Given instruction >> What follows is a block of records; reproduce all of it verbatim.
>> Begin Data to process
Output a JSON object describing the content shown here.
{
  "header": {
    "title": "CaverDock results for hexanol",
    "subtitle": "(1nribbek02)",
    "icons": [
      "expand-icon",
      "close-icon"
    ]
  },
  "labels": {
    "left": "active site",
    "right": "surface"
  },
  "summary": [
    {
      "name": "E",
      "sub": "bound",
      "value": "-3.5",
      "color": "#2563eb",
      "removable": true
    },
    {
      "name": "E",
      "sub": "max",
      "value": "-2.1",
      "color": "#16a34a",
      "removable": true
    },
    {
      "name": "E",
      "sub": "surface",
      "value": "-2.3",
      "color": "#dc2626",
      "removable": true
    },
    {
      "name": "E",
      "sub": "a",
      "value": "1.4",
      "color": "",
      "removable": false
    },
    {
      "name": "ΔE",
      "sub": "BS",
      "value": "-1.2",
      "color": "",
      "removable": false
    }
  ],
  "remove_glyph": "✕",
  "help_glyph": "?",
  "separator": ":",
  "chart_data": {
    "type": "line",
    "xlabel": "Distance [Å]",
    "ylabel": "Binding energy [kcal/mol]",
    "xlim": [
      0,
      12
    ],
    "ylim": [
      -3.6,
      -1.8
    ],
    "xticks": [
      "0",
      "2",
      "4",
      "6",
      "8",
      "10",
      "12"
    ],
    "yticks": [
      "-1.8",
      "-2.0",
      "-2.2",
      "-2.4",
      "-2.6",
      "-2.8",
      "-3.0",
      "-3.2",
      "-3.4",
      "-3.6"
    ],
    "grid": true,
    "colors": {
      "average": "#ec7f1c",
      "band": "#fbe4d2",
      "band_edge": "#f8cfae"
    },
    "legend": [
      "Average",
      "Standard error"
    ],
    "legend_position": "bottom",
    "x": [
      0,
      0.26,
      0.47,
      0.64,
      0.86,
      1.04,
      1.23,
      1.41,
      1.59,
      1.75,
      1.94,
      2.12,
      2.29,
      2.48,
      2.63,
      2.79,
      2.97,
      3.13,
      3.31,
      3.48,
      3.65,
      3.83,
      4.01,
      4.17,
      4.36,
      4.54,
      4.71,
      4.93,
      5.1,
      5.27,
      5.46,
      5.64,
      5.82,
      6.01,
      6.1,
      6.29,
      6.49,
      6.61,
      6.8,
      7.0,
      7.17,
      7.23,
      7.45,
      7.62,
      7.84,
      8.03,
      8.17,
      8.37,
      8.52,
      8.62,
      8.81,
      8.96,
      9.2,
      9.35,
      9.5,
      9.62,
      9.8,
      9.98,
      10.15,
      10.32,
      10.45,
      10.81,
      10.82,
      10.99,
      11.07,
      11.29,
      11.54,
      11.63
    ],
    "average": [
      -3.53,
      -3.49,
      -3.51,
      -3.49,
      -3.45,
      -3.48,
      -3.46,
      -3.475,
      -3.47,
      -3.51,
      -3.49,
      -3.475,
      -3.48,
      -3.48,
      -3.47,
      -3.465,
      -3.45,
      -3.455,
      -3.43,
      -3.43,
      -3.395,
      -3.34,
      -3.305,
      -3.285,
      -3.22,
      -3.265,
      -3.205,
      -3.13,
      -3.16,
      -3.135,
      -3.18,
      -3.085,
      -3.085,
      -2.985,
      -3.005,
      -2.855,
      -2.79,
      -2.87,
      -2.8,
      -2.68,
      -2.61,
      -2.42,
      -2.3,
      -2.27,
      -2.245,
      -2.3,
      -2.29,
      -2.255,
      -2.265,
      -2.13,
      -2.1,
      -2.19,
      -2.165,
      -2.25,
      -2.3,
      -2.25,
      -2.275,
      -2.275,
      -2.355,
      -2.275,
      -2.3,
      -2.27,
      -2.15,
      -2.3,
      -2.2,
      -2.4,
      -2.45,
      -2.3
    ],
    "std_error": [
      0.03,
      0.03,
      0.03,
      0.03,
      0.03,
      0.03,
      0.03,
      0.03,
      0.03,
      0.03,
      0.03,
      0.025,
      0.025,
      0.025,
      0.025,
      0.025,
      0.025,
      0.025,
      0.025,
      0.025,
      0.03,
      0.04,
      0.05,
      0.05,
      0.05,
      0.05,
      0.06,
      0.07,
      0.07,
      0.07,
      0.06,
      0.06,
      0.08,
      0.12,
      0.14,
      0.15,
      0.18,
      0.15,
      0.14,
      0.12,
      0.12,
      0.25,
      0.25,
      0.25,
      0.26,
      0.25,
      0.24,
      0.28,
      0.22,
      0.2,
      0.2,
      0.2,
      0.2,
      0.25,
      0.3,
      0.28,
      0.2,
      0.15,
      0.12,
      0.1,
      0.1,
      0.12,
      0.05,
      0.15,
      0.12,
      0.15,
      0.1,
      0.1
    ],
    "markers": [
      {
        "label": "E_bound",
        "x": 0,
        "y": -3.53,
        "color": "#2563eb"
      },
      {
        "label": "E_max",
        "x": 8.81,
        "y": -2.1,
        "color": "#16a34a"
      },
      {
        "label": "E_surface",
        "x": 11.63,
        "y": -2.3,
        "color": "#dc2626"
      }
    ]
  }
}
>> End Data to process
Result of the exercise >>
Output a JSON object describing the content shown here.
{
  "header": {
    "title": "CaverDock results for hexanol",
    "subtitle": "(1nribbek02)",
    "icons": [
      "expand-icon",
      "close-icon"
    ]
  },
  "labels": {
    "left": "active site",
    "right": "surface"
  },
  "summary": [
    {
      "name": "E",
      "sub": "bound",
      "value": "-3.5",
      "color": "#2563eb",
      "removable": true
    },
    {
      "name": "E",
      "sub": "max",
      "value": "-2.1",
      "color": "#16a34a",
      "removable": true
    },
    {
      "name": "E",
      "sub": "surface",
      "value": "-2.3",
      "color": "#dc2626",
      "removable": true
    },
    {
      "name": "E",
      "sub": "a",
      "value": "1.4",
      "color": "",
      "removable": false
    },
    {
      "name": "ΔE",
      "sub": "BS",
      "value": "-1.2",
      "color": "",
      "removable": false
    }
  ],
  "remove_glyph": "✕",
  "help_glyph": "?",
  "separator": ":",
  "chart_data": {
    "type": "line",
    "xlabel": "Distance [Å]",
    "ylabel": "Binding energy [kcal/mol]",
    "xlim": [
      0,
      12
    ],
    "ylim": [
      -3.6,
      -1.8
    ],
    "xticks": [
      "0",
      "2",
      "4",
      "6",
      "8",
      "10",
      "12"
    ],
    "yticks": [
      "-1.8",
      "-2.0",
      "-2.2",
      "-2.4",
      "-2.6",
      "-2.8",
      "-3.0",
      "-3.2",
      "-3.4",
      "-3.6"
    ],
    "grid": true,
    "colors": {
      "average": "#ec7f1c",
      "band": "#fbe4d2",
      "band_edge": "#f8cfae"
    },
    "legend": [
      "Average",
      "Standard error"
    ],
    "legend_position": "bottom",
    "x": [
      0,
      0.26,
      0.47,
      0.64,
      0.86,
      1.04,
      1.23,
      1.41,
      1.59,
      1.75,
      1.94,
      2.12,
      2.29,
      2.48,
      2.63,
      2.79,
      2.97,
      3.13,
      3.31,
      3.48,
      3.65,
      3.83,
      4.01,
      4.17,
      4.36,
      4.54,
      4.71,
      4.93,
      5.1,
      5.27,
      5.46,
      5.64,
      5.82,
      6.01,
      6.1,
      6.29,
      6.49,
      6.61,
      6.8,
      7.0,
      7.17,
      7.23,
      7.45,
      7.62,
      7.84,
      8.03,
      8.17,
      8.37,
      8.52,
      8.62,
      8.81,
      8.96,
      9.2,
      9.35,
      9.5,
      9.62,
      9.8,
      9.98,
      10.15,
      10.32,
      10.45,
      10.81,
      10.82,
      10.99,
      11.07,
      11.29,
      11.54,
      11.63
    ],
    "average": [
      -3.53,
      -3.49,
      -3.51,
      -3.49,
      -3.45,
      -3.48,
      -3.46,
      -3.475,
      -3.47,
      -3.51,
      -3.49,
      -3.475,
      -3.48,
      -3.48,
      -3.47,
      -3.465,
      -3.45,
      -3.455,
      -3.43,
      -3.43,
      -3.395,
      -3.34,
      -3.305,
      -3.285,
      -3.22,
      -3.265,
      -3.205,
      -3.13,
      -3.16,
      -3.135,
      -3.18,
      -3.085,
      -3.085,
      -2.985,
      -3.005,
      -2.855,
      -2.79,
      -2.87,
      -2.8,
      -2.68,
      -2.61,
      -2.42,
      -2.3,
      -2.27,
      -2.245,
      -2.3,
      -2.29,
      -2.255,
      -2.265,
      -2.13,
      -2.1,
      -2.19,
      -2.165,
      -2.25,
      -2.3,
      -2.25,
      -2.275,
      -2.275,
      -2.355,
      -2.275,
      -2.3,
      -2.27,
      -2.15,
      -2.3,
      -2.2,
      -2.4,
      -2.45,
      -2.3
    ],
    "std_error": [
      0.03,
      0.03,
      0.03,
      0.03,
      0.03,
      0.03,
      0.03,
      0.03,
      0.03,
      0.03,
      0.03,
      0.025,
      0.025,
      0.025,
      0.025,
      0.025,
      0.025,
      0.025,
      0.025,
      0.025,
      0.03,
      0.04,
      0.05,
      0.05,
      0.05,
      0.05,
      0.06,
      0.07,
      0.07,
      0.07,
      0.06,
      0.06,
      0.08,
      0.12,
      0.14,
      0.15,
      0.18,
      0.15,
      0.14,
      0.12,
      0.12,
      0.25,
      0.25,
      0.25,
      0.26,
      0.25,
      0.24,
      0.28,
      0.22,
      0.2,
      0.2,
      0.2,
      0.2,
      0.25,
      0.3,
      0.28,
      0.2,
      0.15,
      0.12,
      0.1,
      0.1,
      0.12,
      0.05,
      0.15,
      0.12,
      0.15,
      0.1,
      0.1
    ],
    "markers": [
      {
        "label": "E_bound",
        "x": 0,
        "y": -3.53,
        "color": "#2563eb"
      },
      {
        "label": "E_max",
        "x": 8.81,
        "y": -2.1,
        "color": "#16a34a"
      },
      {
        "label": "E_surface",
        "x": 11.63,
        "y": -2.3,
        "color": "#dc2626"
      }
    ]
  }
}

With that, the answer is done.